- **Your task**
Select every line containing the word "JSON" from the material, and copy those lines.

- **Records supplied**
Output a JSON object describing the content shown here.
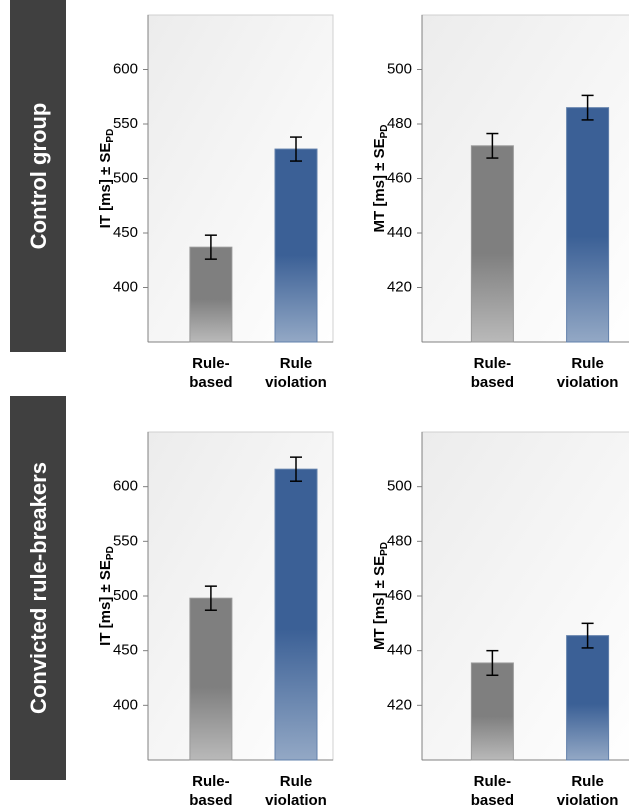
{
  "row_labels": [
    "Control group",
    "Convicted rule-breakers"
  ],
  "chart_data": [
    {
      "type": "bar",
      "ylabel": "IT [ms] ± SE",
      "ylabel_sub": "PD",
      "categories": [
        [
          "Rule-",
          "based"
        ],
        [
          "Rule",
          "violation"
        ]
      ],
      "values": [
        437,
        527
      ],
      "errors": [
        11,
        11
      ],
      "colors": [
        "#7f7f7f",
        "#3b6096"
      ],
      "ylim": [
        350,
        650
      ],
      "yticks": [
        400,
        450,
        500,
        550,
        600
      ]
    },
    {
      "type": "bar",
      "ylabel": "MT [ms] ± SE",
      "ylabel_sub": "PD",
      "categories": [
        [
          "Rule-",
          "based"
        ],
        [
          "Rule",
          "violation"
        ]
      ],
      "values": [
        472,
        486
      ],
      "errors": [
        4.5,
        4.5
      ],
      "colors": [
        "#7f7f7f",
        "#3b6096"
      ],
      "ylim": [
        400,
        520
      ],
      "yticks": [
        420,
        440,
        460,
        480,
        500
      ]
    },
    {
      "type": "bar",
      "ylabel": "IT [ms] ± SE",
      "ylabel_sub": "PD",
      "categories": [
        [
          "Rule-",
          "based"
        ],
        [
          "Rule",
          "violation"
        ]
      ],
      "values": [
        498,
        616
      ],
      "errors": [
        11,
        11
      ],
      "colors": [
        "#7f7f7f",
        "#3b6096"
      ],
      "ylim": [
        350,
        650
      ],
      "yticks": [
        400,
        450,
        500,
        550,
        600
      ]
    },
    {
      "type": "bar",
      "ylabel": "MT [ms] ± SE",
      "ylabel_sub": "PD",
      "categories": [
        [
          "Rule-",
          "based"
        ],
        [
          "Rule",
          "violation"
        ]
      ],
      "values": [
        435.5,
        445.5
      ],
      "errors": [
        4.5,
        4.5
      ],
      "colors": [
        "#7f7f7f",
        "#3b6096"
      ],
      "ylim": [
        400,
        520
      ],
      "yticks": [
        420,
        440,
        460,
        480,
        500
      ]
    }
  ]
}
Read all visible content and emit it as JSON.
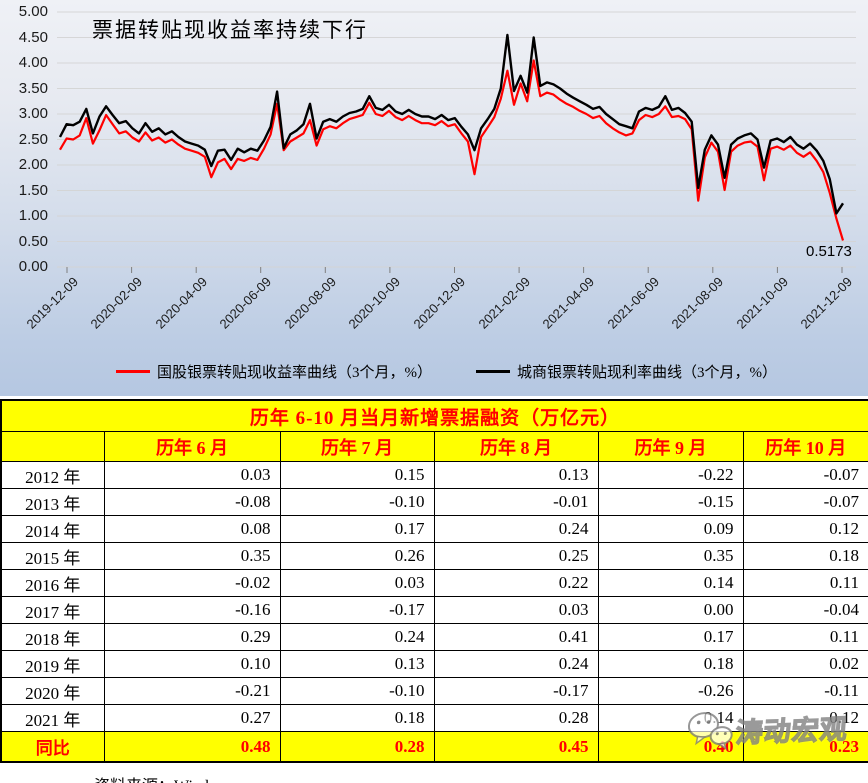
{
  "chart_data": {
    "type": "line",
    "title": "票据转贴现收益率持续下行",
    "ylim": [
      0,
      5
    ],
    "y_tick_step": 0.5,
    "y_tick_labels": [
      "5.00",
      "4.50",
      "4.00",
      "3.50",
      "3.00",
      "2.50",
      "2.00",
      "1.50",
      "1.00",
      "0.50",
      "0.00"
    ],
    "x_tick_labels": [
      "2019-12-09",
      "2020-02-09",
      "2020-04-09",
      "2020-06-09",
      "2020-08-09",
      "2020-10-09",
      "2020-12-09",
      "2021-02-09",
      "2021-04-09",
      "2021-06-09",
      "2021-08-09",
      "2021-10-09",
      "2021-12-09"
    ],
    "grid": true,
    "legend_position": "bottom",
    "annotation": "0.5173",
    "series": [
      {
        "name": "国股银票转贴现收益率曲线（3个月，%）",
        "color": "#ff0000",
        "values": [
          2.3,
          2.52,
          2.5,
          2.58,
          2.92,
          2.42,
          2.68,
          2.98,
          2.8,
          2.62,
          2.66,
          2.54,
          2.46,
          2.64,
          2.48,
          2.54,
          2.44,
          2.5,
          2.4,
          2.32,
          2.28,
          2.24,
          2.16,
          1.76,
          2.05,
          2.12,
          1.92,
          2.12,
          2.08,
          2.14,
          2.1,
          2.32,
          2.6,
          3.2,
          2.29,
          2.46,
          2.54,
          2.62,
          2.88,
          2.38,
          2.7,
          2.76,
          2.72,
          2.82,
          2.9,
          2.94,
          2.98,
          3.22,
          3.0,
          2.96,
          3.06,
          2.94,
          2.88,
          2.96,
          2.88,
          2.82,
          2.82,
          2.78,
          2.86,
          2.76,
          2.8,
          2.62,
          2.46,
          1.82,
          2.55,
          2.74,
          2.94,
          3.3,
          3.85,
          3.18,
          3.6,
          3.25,
          4.05,
          3.35,
          3.42,
          3.38,
          3.28,
          3.2,
          3.14,
          3.06,
          3.0,
          2.92,
          2.96,
          2.82,
          2.72,
          2.64,
          2.58,
          2.62,
          2.88,
          2.98,
          2.94,
          3.0,
          3.15,
          2.94,
          2.96,
          2.9,
          2.7,
          1.3,
          2.15,
          2.44,
          2.26,
          1.51,
          2.26,
          2.38,
          2.44,
          2.46,
          2.36,
          1.7,
          2.32,
          2.36,
          2.3,
          2.38,
          2.24,
          2.16,
          2.25,
          2.08,
          1.86,
          1.45,
          0.95,
          0.52
        ]
      },
      {
        "name": "城商银票转贴现利率曲线（3个月，%）",
        "color": "#000000",
        "values": [
          2.55,
          2.8,
          2.78,
          2.85,
          3.1,
          2.62,
          2.95,
          3.15,
          2.98,
          2.82,
          2.86,
          2.72,
          2.62,
          2.82,
          2.65,
          2.72,
          2.6,
          2.66,
          2.55,
          2.46,
          2.42,
          2.38,
          2.3,
          1.98,
          2.28,
          2.3,
          2.1,
          2.32,
          2.25,
          2.32,
          2.28,
          2.48,
          2.75,
          3.44,
          2.33,
          2.6,
          2.68,
          2.8,
          3.2,
          2.52,
          2.85,
          2.9,
          2.85,
          2.95,
          3.02,
          3.05,
          3.1,
          3.35,
          3.12,
          3.08,
          3.18,
          3.05,
          3.0,
          3.08,
          3.0,
          2.95,
          2.95,
          2.9,
          2.98,
          2.88,
          2.92,
          2.75,
          2.6,
          2.29,
          2.72,
          2.9,
          3.1,
          3.5,
          4.55,
          3.45,
          3.75,
          3.42,
          4.5,
          3.55,
          3.62,
          3.58,
          3.5,
          3.4,
          3.32,
          3.25,
          3.18,
          3.1,
          3.14,
          3.0,
          2.9,
          2.8,
          2.76,
          2.72,
          3.05,
          3.12,
          3.08,
          3.14,
          3.35,
          3.08,
          3.12,
          3.02,
          2.85,
          1.55,
          2.3,
          2.58,
          2.4,
          1.75,
          2.4,
          2.52,
          2.58,
          2.62,
          2.5,
          1.95,
          2.48,
          2.52,
          2.45,
          2.55,
          2.4,
          2.32,
          2.42,
          2.28,
          2.08,
          1.72,
          1.05,
          1.25
        ]
      }
    ]
  },
  "table": {
    "title": "历年 6-10 月当月新增票据融资（万亿元）",
    "columns": [
      "",
      "历年 6 月",
      "历年 7 月",
      "历年 8 月",
      "历年 9 月",
      "历年 10 月"
    ],
    "rows": [
      {
        "label": "2012 年",
        "values": [
          "0.03",
          "0.15",
          "0.13",
          "-0.22",
          "-0.07"
        ]
      },
      {
        "label": "2013 年",
        "values": [
          "-0.08",
          "-0.10",
          "-0.01",
          "-0.15",
          "-0.07"
        ]
      },
      {
        "label": "2014 年",
        "values": [
          "0.08",
          "0.17",
          "0.24",
          "0.09",
          "0.12"
        ]
      },
      {
        "label": "2015 年",
        "values": [
          "0.35",
          "0.26",
          "0.25",
          "0.35",
          "0.18"
        ]
      },
      {
        "label": "2016 年",
        "values": [
          "-0.02",
          "0.03",
          "0.22",
          "0.14",
          "0.11"
        ]
      },
      {
        "label": "2017 年",
        "values": [
          "-0.16",
          "-0.17",
          "0.03",
          "0.00",
          "-0.04"
        ]
      },
      {
        "label": "2018 年",
        "values": [
          "0.29",
          "0.24",
          "0.41",
          "0.17",
          "0.11"
        ]
      },
      {
        "label": "2019 年",
        "values": [
          "0.10",
          "0.13",
          "0.24",
          "0.18",
          "0.02"
        ]
      },
      {
        "label": "2020 年",
        "values": [
          "-0.21",
          "-0.10",
          "-0.17",
          "-0.26",
          "-0.11"
        ]
      },
      {
        "label": "2021 年",
        "values": [
          "0.27",
          "0.18",
          "0.28",
          "0.14",
          "0.12"
        ]
      },
      {
        "label": "同比",
        "values": [
          "0.48",
          "0.28",
          "0.45",
          "0.40",
          "0.23"
        ],
        "highlight": true
      }
    ]
  },
  "footer": {
    "source_label": "资料来源：Wind"
  },
  "watermark": {
    "text": "涛动宏观"
  },
  "colors": {
    "accent_red": "#ff0000",
    "highlight_yellow": "#ffff00",
    "line_black": "#000000"
  }
}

- **Written response**
Output a JSON object describing the content shown here.
Read all visible content and emit it as JSON.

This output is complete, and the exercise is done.